*Exercise requirements*: Return the count of lines with the string "والموت" in them, and nothing else.

----

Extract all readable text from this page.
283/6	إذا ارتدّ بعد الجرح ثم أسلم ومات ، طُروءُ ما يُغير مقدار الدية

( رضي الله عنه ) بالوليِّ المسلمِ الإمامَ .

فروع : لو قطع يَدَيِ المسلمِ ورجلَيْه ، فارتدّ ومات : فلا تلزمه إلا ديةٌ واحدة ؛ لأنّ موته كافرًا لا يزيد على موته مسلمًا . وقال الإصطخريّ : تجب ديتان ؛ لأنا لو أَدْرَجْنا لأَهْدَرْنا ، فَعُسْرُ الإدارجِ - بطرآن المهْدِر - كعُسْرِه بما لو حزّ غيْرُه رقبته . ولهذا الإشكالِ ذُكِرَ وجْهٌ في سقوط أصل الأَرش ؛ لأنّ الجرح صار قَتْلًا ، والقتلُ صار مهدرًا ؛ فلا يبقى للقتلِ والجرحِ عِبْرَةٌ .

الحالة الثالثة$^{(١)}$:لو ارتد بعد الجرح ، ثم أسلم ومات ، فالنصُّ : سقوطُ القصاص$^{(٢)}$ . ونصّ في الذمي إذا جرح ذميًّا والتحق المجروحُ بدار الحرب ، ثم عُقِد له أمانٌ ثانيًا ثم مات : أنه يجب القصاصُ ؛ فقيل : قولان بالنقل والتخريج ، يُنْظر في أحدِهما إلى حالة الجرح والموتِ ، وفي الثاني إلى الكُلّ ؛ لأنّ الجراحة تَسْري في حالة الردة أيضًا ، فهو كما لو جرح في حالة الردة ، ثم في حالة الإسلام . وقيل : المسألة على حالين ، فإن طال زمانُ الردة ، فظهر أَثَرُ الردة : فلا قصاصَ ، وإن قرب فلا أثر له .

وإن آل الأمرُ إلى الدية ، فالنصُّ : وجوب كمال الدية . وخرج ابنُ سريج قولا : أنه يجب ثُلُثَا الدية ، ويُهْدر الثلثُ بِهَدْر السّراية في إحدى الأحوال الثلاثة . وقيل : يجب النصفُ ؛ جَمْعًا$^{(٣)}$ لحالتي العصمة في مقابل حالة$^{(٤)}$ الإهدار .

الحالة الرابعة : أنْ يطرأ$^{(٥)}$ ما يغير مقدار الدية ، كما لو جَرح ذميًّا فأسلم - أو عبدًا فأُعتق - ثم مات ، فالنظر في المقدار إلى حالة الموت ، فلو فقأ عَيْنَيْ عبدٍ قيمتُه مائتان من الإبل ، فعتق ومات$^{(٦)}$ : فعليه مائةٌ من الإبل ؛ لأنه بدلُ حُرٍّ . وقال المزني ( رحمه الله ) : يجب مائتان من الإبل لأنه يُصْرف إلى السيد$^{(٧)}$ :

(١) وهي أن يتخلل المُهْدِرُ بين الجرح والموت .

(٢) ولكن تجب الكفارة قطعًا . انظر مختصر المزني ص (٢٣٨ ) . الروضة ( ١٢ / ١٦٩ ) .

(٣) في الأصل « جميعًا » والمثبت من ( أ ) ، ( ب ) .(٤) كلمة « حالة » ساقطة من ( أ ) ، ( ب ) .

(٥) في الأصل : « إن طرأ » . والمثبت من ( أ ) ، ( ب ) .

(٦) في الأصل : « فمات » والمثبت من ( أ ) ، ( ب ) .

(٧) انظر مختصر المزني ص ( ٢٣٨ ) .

----

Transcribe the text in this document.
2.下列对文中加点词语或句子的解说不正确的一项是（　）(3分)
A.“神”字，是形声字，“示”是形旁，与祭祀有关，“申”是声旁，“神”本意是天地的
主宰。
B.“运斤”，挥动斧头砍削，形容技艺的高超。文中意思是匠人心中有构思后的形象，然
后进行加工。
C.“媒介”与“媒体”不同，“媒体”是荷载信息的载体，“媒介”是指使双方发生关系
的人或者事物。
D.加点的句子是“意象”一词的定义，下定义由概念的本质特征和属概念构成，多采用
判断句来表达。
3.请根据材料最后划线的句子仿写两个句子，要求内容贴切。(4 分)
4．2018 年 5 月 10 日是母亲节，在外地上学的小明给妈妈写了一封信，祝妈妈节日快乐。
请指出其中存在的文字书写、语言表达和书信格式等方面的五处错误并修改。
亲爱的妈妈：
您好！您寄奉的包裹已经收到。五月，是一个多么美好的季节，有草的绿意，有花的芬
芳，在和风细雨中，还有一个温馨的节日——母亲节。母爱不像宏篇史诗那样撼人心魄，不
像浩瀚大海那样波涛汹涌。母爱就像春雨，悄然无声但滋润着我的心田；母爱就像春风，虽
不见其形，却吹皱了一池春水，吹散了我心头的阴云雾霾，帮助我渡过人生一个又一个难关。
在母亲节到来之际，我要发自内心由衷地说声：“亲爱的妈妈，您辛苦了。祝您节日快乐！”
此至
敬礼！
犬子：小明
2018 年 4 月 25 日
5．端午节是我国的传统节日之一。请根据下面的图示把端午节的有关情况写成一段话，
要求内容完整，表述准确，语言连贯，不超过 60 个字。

----

*Exercise solution*: 2